**WRITTEN REQUEST:** Take down each entry exactly as written.

-- start of INFORMATION PROVIDED --

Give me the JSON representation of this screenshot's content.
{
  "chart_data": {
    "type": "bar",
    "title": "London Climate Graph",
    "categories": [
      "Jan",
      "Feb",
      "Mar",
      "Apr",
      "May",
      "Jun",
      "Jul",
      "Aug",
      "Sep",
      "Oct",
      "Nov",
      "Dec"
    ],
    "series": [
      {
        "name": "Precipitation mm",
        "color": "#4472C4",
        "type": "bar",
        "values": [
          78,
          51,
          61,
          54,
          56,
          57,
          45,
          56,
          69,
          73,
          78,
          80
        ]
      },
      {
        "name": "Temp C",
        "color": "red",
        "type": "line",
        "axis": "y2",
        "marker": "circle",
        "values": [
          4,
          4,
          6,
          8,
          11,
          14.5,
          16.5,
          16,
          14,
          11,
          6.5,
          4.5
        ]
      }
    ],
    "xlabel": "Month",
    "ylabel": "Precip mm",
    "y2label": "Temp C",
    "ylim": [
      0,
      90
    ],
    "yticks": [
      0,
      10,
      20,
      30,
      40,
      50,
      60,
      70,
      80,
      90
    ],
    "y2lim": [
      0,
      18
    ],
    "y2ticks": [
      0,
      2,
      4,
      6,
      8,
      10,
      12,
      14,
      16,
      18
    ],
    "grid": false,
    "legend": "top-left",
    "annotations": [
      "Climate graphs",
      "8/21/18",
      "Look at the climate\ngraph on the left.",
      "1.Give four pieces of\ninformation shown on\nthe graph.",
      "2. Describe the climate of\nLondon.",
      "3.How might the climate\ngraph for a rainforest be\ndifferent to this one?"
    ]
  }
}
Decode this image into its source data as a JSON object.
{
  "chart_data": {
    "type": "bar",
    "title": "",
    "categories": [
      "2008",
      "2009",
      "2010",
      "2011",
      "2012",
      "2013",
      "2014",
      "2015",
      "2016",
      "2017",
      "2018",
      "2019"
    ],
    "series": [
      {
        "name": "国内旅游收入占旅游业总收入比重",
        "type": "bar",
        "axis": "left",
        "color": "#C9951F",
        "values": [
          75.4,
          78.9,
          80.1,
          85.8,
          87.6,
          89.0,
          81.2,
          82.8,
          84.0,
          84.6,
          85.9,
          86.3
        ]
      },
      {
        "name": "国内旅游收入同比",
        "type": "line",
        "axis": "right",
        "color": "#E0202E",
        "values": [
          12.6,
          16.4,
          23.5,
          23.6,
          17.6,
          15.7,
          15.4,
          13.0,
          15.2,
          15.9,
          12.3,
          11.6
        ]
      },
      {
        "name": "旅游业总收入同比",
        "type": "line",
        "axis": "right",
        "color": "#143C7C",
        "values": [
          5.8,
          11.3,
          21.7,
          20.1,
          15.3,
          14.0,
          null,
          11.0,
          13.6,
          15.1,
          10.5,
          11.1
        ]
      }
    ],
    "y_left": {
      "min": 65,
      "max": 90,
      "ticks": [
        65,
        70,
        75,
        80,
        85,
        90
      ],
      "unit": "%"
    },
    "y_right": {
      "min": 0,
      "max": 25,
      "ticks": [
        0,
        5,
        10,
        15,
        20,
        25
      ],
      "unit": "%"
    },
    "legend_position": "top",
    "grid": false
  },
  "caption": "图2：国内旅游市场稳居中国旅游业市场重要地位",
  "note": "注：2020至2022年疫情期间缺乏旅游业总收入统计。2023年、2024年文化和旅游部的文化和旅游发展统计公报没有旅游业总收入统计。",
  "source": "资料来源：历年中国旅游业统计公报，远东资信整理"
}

-- end of INFORMATION PROVIDED --

**THE ANSWER:**
Give me the JSON representation of this screenshot's content.
{
  "chart_data": {
    "type": "bar",
    "title": "London Climate Graph",
    "categories": [
      "Jan",
      "Feb",
      "Mar",
      "Apr",
      "May",
      "Jun",
      "Jul",
      "Aug",
      "Sep",
      "Oct",
      "Nov",
      "Dec"
    ],
    "series": [
      {
        "name": "Precipitation mm",
        "color": "#4472C4",
        "type": "bar",
        "values": [
          78,
          51,
          61,
          54,
          56,
          57,
          45,
          56,
          69,
          73,
          78,
          80
        ]
      },
      {
        "name": "Temp C",
        "color": "red",
        "type": "line",
        "axis": "y2",
        "marker": "circle",
        "values": [
          4,
          4,
          6,
          8,
          11,
          14.5,
          16.5,
          16,
          14,
          11,
          6.5,
          4.5
        ]
      }
    ],
    "xlabel": "Month",
    "ylabel": "Precip mm",
    "y2label": "Temp C",
    "ylim": [
      0,
      90
    ],
    "yticks": [
      0,
      10,
      20,
      30,
      40,
      50,
      60,
      70,
      80,
      90
    ],
    "y2lim": [
      0,
      18
    ],
    "y2ticks": [
      0,
      2,
      4,
      6,
      8,
      10,
      12,
      14,
      16,
      18
    ],
    "grid": false,
    "legend": "top-left",
    "annotations": [
      "Climate graphs",
      "8/21/18",
      "Look at the climate\ngraph on the left.",
      "1.Give four pieces of\ninformation shown on\nthe graph.",
      "2. Describe the climate of\nLondon.",
      "3.How might the climate\ngraph for a rainforest be\ndifferent to this one?"
    ]
  }
}
Decode this image into its source data as a JSON object.
{
  "chart_data": {
    "type": "bar",
    "title": "",
    "categories": [
      "2008",
      "2009",
      "2010",
      "2011",
      "2012",
      "2013",
      "2014",
      "2015",
      "2016",
      "2017",
      "2018",
      "2019"
    ],
    "series": [
      {
        "name": "国内旅游收入占旅游业总收入比重",
        "type": "bar",
        "axis": "left",
        "color": "#C9951F",
        "values": [
          75.4,
          78.9,
          80.1,
          85.8,
          87.6,
          89.0,
          81.2,
          82.8,
          84.0,
          84.6,
          85.9,
          86.3
        ]
      },
      {
        "name": "国内旅游收入同比",
        "type": "line",
        "axis": "right",
        "color": "#E0202E",
        "values": [
          12.6,
          16.4,
          23.5,
          23.6,
          17.6,
          15.7,
          15.4,
          13.0,
          15.2,
          15.9,
          12.3,
          11.6
        ]
      },
      {
        "name": "旅游业总收入同比",
        "type": "line",
        "axis": "right",
        "color": "#143C7C",
        "values": [
          5.8,
          11.3,
          21.7,
          20.1,
          15.3,
          14.0,
          null,
          11.0,
          13.6,
          15.1,
          10.5,
          11.1
        ]
      }
    ],
    "y_left": {
      "min": 65,
      "max": 90,
      "ticks": [
        65,
        70,
        75,
        80,
        85,
        90
      ],
      "unit": "%"
    },
    "y_right": {
      "min": 0,
      "max": 25,
      "ticks": [
        0,
        5,
        10,
        15,
        20,
        25
      ],
      "unit": "%"
    },
    "legend_position": "top",
    "grid": false
  },
  "caption": "图2：国内旅游市场稳居中国旅游业市场重要地位",
  "note": "注：2020至2022年疫情期间缺乏旅游业总收入统计。2023年、2024年文化和旅游部的文化和旅游发展统计公报没有旅游业总收入统计。",
  "source": "资料来源：历年中国旅游业统计公报，远东资信整理"
}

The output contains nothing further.